Data records:
------------------------------------------------------------------------

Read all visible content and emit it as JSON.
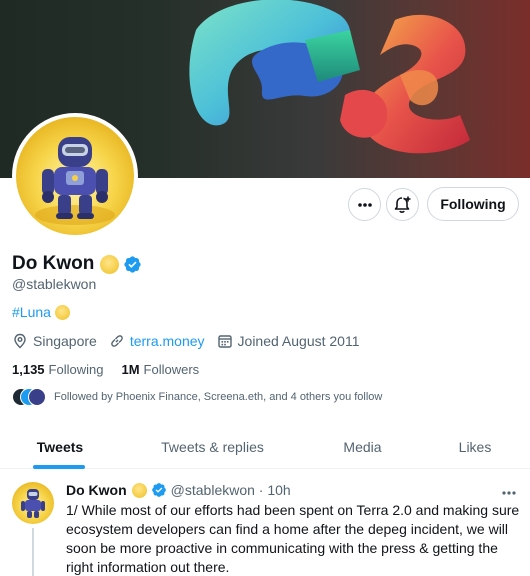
{
  "profile": {
    "display_name": "Do Kwon",
    "handle": "@stablekwon",
    "bio_hashtag": "#Luna",
    "location": "Singapore",
    "website": "terra.money",
    "joined": "Joined August 2011",
    "following_count": "1,135",
    "following_label": "Following",
    "followers_count": "1M",
    "followers_label": "Followers",
    "followed_by": "Followed by Phoenix Finance, Screena.eth, and 4 others you follow"
  },
  "actions": {
    "following_button": "Following",
    "icons": [
      "more-icon",
      "notification-bell-icon"
    ]
  },
  "tabs": [
    {
      "label": "Tweets",
      "active": true
    },
    {
      "label": "Tweets & replies",
      "active": false
    },
    {
      "label": "Media",
      "active": false
    },
    {
      "label": "Likes",
      "active": false
    }
  ],
  "tweet": {
    "name": "Do Kwon",
    "handle_time": "@stablekwon · 10h",
    "text": "1/ While most of our efforts had been spent on Terra 2.0 and making sure ecosystem developers can find a home after the depeg incident, we will soon be more proactive in communicating with the press & getting the right information out there."
  },
  "colors": {
    "accent": "#1d9bf0",
    "text_primary": "#0f1419",
    "text_secondary": "#536471",
    "coin": "#f5cf4a"
  }
}
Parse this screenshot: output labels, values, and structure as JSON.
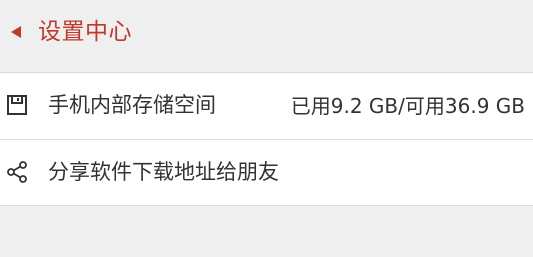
{
  "header": {
    "title": "设置中心",
    "back_icon": "back-arrow-icon",
    "accent_color": "#c0392b"
  },
  "settings": {
    "items": [
      {
        "icon": "storage-icon",
        "label": "手机内部存储空间",
        "value": "已用9.2 GB/可用36.9 GB"
      },
      {
        "icon": "share-icon",
        "label": "分享软件下载地址给朋友"
      }
    ]
  }
}
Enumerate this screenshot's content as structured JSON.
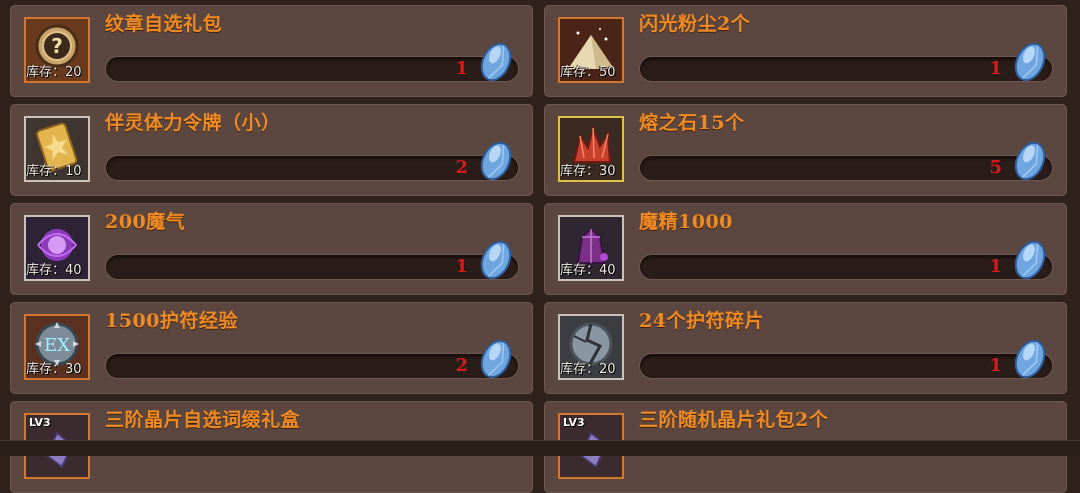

------------------------------------------------------------------------

## [What to work on]
Pictures don't belong in the copy. Restate all the entries exactly.

## [Answer below]
Read all visible content and emit it as JSON.
{
  "profile": {
    "display_name": "Do Kwon",
    "handle": "@stablekwon",
    "bio_hashtag": "#Luna",
    "location": "Singapore",
    "website": "terra.money",
    "joined": "Joined August 2011",
    "following_count": "1,135",
    "following_label": "Following",
    "followers_count": "1M",
    "followers_label": "Followers",
    "followed_by": "Followed by Phoenix Finance, Screena.eth, and 4 others you follow"
  },
  "actions": {
    "following_button": "Following",
    "icons": [
      "more-icon",
      "notification-bell-icon"
    ]
  },
  "tabs": [
    {
      "label": "Tweets",
      "active": true
    },
    {
      "label": "Tweets & replies",
      "active": false
    },
    {
      "label": "Media",
      "active": false
    },
    {
      "label": "Likes",
      "active": false
    }
  ],
  "tweet": {
    "name": "Do Kwon",
    "handle_time": "@stablekwon · 10h",
    "text": "1/ While most of our efforts had been spent on Terra 2.0 and making sure ecosystem developers can find a home after the depeg incident, we will soon be more proactive in communicating with the press & getting the right information out there."
  },
  "colors": {
    "accent": "#1d9bf0",
    "text_primary": "#0f1419",
    "text_secondary": "#536471",
    "coin": "#f5cf4a"
  }
}
Parse this screenshot: output labels, values, and structure as JSON.
{
  "header": {
    "title": "设置中心",
    "back_icon": "back-arrow-icon",
    "accent_color": "#c0392b"
  },
  "settings": {
    "items": [
      {
        "icon": "storage-icon",
        "label": "手机内部存储空间",
        "value": "已用9.2 GB/可用36.9 GB"
      },
      {
        "icon": "share-icon",
        "label": "分享软件下载地址给朋友"
      }
    ]
  }
}
Enumerate this screenshot's content as structured JSON.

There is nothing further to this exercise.